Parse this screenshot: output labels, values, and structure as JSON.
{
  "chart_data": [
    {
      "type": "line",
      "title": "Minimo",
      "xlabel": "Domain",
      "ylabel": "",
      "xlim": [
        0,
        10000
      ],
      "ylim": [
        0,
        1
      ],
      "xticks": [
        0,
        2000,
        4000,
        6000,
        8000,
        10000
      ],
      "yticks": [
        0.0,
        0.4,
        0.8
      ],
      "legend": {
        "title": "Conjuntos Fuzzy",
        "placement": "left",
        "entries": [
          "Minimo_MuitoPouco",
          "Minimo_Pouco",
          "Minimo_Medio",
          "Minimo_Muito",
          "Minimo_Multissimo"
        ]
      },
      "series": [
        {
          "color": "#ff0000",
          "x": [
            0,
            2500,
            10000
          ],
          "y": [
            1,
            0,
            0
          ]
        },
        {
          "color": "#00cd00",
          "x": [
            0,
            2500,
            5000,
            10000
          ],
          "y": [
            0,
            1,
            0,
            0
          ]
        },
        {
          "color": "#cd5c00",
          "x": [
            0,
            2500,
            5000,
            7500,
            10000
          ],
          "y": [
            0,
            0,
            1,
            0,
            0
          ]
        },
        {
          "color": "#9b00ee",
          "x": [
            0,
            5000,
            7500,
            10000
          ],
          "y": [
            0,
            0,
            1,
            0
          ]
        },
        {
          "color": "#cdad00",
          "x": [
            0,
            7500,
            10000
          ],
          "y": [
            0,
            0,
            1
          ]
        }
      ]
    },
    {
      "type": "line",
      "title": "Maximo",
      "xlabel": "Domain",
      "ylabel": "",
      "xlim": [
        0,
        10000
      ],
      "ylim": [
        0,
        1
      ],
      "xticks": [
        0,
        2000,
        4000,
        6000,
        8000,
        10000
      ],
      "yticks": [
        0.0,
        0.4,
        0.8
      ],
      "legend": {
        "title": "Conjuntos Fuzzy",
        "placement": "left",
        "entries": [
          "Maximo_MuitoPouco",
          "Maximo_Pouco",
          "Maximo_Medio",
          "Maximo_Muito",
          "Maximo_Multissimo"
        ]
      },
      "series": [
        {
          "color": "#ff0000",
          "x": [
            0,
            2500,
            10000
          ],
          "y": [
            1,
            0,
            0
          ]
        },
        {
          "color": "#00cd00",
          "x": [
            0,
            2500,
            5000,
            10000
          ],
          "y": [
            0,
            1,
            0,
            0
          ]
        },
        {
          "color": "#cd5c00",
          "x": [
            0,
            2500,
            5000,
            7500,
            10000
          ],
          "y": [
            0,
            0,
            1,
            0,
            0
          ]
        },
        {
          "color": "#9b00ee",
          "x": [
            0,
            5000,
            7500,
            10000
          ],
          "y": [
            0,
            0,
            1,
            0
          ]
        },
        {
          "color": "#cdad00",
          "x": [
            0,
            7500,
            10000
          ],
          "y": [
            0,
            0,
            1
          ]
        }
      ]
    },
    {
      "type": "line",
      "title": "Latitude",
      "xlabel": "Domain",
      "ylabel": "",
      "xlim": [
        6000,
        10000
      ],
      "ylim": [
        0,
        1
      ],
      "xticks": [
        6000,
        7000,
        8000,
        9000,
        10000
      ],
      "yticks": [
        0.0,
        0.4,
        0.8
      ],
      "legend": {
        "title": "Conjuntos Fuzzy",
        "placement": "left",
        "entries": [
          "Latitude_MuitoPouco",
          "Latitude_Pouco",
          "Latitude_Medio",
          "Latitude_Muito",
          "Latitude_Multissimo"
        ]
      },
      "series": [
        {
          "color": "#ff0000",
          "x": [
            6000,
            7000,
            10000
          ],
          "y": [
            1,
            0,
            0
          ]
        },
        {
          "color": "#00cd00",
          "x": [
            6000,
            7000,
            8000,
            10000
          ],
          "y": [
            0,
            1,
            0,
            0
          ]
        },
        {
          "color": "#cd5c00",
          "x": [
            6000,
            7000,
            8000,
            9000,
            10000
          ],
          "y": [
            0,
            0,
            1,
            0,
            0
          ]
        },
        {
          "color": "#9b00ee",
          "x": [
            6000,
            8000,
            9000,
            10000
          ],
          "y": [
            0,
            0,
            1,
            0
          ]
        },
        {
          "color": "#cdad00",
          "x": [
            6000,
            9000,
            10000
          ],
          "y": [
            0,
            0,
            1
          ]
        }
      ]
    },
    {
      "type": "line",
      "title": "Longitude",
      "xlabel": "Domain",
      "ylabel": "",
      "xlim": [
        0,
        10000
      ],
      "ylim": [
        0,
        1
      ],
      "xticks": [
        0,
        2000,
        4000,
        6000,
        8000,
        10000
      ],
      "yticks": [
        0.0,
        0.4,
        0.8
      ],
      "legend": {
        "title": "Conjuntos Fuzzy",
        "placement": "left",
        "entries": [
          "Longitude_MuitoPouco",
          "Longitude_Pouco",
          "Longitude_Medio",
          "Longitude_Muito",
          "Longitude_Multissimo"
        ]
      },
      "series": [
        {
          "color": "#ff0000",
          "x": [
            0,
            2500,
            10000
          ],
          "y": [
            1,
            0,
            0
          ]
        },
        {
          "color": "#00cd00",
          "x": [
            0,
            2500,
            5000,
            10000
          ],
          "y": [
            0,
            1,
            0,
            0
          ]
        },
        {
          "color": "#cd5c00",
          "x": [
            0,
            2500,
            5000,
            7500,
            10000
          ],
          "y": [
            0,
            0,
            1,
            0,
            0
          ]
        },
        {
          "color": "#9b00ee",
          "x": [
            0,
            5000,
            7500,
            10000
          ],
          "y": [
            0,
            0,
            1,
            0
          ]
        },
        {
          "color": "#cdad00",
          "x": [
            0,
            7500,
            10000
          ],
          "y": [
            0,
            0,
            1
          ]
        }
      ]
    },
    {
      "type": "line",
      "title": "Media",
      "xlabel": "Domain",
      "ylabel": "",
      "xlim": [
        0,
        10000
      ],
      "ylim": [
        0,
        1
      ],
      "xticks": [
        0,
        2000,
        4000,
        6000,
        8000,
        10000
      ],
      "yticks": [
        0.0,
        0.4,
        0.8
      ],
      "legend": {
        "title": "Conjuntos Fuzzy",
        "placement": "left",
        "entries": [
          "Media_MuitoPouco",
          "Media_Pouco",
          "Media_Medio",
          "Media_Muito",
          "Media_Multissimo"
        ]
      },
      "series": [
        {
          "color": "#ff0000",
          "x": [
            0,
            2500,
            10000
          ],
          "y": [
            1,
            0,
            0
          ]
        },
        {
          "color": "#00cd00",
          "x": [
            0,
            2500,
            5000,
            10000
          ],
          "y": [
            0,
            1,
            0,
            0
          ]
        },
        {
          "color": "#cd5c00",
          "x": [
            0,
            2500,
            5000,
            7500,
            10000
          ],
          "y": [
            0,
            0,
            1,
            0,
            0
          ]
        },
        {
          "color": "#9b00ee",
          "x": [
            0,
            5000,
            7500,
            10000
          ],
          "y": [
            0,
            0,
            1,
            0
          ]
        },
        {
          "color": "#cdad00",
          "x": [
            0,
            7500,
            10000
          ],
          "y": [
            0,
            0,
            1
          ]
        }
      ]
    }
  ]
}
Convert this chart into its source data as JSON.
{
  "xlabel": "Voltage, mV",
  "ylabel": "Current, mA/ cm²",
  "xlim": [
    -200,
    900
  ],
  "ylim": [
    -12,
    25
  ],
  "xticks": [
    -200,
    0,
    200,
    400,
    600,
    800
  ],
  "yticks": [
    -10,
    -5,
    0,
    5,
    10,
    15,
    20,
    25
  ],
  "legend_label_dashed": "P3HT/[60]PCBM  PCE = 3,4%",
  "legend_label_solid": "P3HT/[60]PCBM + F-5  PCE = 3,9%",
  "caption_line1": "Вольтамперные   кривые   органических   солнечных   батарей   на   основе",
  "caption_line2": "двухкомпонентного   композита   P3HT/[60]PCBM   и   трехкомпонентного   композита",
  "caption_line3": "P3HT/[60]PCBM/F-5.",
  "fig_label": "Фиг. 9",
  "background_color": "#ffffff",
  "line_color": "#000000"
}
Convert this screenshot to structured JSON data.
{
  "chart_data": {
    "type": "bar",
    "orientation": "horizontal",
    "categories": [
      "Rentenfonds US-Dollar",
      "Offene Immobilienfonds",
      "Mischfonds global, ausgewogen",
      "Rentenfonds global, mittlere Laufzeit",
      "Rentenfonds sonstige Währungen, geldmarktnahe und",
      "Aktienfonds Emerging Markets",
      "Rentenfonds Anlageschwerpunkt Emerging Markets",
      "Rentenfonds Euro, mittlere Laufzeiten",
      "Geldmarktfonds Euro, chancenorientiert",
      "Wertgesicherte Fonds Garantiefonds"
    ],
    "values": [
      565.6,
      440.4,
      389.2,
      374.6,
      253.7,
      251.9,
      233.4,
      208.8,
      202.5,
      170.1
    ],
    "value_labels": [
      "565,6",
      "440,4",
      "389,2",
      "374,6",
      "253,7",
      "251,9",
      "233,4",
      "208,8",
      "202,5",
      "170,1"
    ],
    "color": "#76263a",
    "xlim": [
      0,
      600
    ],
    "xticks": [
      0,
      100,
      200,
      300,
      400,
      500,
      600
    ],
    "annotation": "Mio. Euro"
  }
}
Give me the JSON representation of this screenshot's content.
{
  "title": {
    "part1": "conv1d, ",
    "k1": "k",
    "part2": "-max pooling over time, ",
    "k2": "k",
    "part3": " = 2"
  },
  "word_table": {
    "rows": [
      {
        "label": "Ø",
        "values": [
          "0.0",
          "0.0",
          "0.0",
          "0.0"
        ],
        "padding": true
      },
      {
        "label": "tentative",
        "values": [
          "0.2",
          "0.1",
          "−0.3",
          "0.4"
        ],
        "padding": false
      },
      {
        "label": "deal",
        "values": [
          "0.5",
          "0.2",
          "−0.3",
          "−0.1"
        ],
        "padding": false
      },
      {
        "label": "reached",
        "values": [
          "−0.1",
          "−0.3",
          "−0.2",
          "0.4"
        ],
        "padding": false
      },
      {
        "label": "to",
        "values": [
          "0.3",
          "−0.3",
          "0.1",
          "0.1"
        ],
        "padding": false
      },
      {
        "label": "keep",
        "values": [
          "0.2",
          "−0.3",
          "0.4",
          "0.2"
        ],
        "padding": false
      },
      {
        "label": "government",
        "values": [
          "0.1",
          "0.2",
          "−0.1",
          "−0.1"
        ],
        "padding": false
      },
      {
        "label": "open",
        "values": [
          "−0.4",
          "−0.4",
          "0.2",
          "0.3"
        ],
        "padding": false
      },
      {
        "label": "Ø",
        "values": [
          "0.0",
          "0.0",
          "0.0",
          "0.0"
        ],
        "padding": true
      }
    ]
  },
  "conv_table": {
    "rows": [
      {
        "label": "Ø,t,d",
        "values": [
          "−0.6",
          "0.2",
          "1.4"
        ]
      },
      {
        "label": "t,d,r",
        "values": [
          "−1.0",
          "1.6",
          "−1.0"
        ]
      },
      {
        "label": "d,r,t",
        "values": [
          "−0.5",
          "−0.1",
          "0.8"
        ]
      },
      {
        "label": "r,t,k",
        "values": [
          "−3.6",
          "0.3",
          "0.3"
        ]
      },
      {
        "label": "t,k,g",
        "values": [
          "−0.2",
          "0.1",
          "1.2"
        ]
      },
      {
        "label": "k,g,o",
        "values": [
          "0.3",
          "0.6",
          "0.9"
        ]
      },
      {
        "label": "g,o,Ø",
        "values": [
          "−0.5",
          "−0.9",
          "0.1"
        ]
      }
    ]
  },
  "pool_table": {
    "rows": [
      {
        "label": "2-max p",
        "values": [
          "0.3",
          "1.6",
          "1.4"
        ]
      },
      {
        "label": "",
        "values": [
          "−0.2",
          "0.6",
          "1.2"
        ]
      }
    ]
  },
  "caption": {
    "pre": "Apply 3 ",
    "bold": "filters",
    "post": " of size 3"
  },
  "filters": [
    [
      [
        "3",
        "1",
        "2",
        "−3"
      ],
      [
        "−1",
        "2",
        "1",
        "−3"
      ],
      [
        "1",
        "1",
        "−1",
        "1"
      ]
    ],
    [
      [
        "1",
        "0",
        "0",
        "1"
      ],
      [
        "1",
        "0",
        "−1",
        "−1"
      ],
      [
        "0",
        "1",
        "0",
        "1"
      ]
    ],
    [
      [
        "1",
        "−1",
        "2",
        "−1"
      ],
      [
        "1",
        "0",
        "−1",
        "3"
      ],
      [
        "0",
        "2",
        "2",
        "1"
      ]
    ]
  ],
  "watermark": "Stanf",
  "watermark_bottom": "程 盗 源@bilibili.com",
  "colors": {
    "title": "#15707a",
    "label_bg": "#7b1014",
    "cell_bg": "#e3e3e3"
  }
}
-=-=-
Which lines contain the word "global"? Return each of them.

      "Mischfonds global, ausgewogen",
      "Rentenfonds global, mittlere Laufzeit",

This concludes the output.